● Exercise details:
Return the listing below in full, with every line exactly as it is.

━━━ Provided records ━━━

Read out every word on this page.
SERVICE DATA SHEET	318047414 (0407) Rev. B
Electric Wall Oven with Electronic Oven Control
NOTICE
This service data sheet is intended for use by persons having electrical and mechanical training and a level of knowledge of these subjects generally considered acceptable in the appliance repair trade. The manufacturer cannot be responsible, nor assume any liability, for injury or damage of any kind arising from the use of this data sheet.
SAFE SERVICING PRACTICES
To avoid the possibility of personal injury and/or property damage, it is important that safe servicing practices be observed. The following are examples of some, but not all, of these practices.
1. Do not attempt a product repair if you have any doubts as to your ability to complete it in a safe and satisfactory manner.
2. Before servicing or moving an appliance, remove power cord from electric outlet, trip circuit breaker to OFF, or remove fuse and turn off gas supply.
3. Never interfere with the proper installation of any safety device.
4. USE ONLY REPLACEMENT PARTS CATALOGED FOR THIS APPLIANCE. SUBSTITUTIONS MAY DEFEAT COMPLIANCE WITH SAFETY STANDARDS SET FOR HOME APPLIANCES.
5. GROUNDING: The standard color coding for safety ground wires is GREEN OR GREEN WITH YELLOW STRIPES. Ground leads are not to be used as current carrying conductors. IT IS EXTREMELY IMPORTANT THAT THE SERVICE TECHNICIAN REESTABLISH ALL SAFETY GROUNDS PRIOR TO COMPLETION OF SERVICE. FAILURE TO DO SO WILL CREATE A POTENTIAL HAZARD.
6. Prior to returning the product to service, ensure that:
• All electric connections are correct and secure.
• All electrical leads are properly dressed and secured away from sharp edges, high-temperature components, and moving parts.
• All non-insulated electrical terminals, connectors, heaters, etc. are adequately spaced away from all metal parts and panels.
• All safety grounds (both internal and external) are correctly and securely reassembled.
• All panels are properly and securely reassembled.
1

━━━

● Problem solution:
Read out every word on this page.
SERVICE DATA SHEET	318047414 (0407) Rev. B
Electric Wall Oven with Electronic Oven Control
NOTICE
This service data sheet is intended for use by persons having electrical and mechanical training and a level of knowledge of these subjects generally considered acceptable in the appliance repair trade. The manufacturer cannot be responsible, nor assume any liability, for injury or damage of any kind arising from the use of this data sheet.
SAFE SERVICING PRACTICES
To avoid the possibility of personal injury and/or property damage, it is important that safe servicing practices be observed. The following are examples of some, but not all, of these practices.
1. Do not attempt a product repair if you have any doubts as to your ability to complete it in a safe and satisfactory manner.
2. Before servicing or moving an appliance, remove power cord from electric outlet, trip circuit breaker to OFF, or remove fuse and turn off gas supply.
3. Never interfere with the proper installation of any safety device.
4. USE ONLY REPLACEMENT PARTS CATALOGED FOR THIS APPLIANCE. SUBSTITUTIONS MAY DEFEAT COMPLIANCE WITH SAFETY STANDARDS SET FOR HOME APPLIANCES.
5. GROUNDING: The standard color coding for safety ground wires is GREEN OR GREEN WITH YELLOW STRIPES. Ground leads are not to be used as current carrying conductors. IT IS EXTREMELY IMPORTANT THAT THE SERVICE TECHNICIAN REESTABLISH ALL SAFETY GROUNDS PRIOR TO COMPLETION OF SERVICE. FAILURE TO DO SO WILL CREATE A POTENTIAL HAZARD.
6. Prior to returning the product to service, ensure that:
• All electric connections are correct and secure.
• All electrical leads are properly dressed and secured away from sharp edges, high-temperature components, and moving parts.
• All non-insulated electrical terminals, connectors, heaters, etc. are adequately spaced away from all metal parts and panels.
• All safety grounds (both internal and external) are correctly and securely reassembled.
• All panels are properly and securely reassembled.
1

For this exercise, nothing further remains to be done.